Required task →
Assemble all lines in which the string "oldini" appears.

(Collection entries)
=-=-=-=-=

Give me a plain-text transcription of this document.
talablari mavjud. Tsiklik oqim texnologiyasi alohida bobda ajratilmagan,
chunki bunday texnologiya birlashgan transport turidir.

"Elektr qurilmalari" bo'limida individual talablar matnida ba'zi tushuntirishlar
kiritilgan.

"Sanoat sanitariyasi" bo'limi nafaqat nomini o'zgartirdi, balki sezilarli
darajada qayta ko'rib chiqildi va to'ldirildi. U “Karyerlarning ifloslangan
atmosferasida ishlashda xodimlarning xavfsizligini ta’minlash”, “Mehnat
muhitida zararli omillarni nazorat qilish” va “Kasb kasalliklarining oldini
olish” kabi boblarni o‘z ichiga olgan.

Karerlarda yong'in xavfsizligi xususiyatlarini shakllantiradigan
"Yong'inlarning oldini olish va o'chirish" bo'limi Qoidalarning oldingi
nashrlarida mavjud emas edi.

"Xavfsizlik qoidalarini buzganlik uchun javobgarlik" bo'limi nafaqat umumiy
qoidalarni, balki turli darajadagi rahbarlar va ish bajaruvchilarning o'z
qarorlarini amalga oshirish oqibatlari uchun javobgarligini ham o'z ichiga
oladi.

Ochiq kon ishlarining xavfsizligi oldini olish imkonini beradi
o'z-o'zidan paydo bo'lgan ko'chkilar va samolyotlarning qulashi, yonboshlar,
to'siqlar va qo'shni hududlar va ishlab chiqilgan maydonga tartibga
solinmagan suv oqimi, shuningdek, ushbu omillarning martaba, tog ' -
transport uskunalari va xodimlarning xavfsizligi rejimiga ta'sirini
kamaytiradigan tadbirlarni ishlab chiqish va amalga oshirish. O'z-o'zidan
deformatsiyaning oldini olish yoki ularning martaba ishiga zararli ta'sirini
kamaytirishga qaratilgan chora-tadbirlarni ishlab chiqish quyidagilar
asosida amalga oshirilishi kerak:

=-=-=-=-=

Task solution →
muhitida zararli omillarni nazorat qilish” va “Kasb kasalliklarining oldini
"Yong'inlarning oldini olish va o'chirish" bo'limi Qoidalarning oldingi
Ochiq kon ishlarining xavfsizligi oldini olish imkonini beradi
deformatsiyaning oldini olish yoki ularning martaba ishiga zararli ta'sirini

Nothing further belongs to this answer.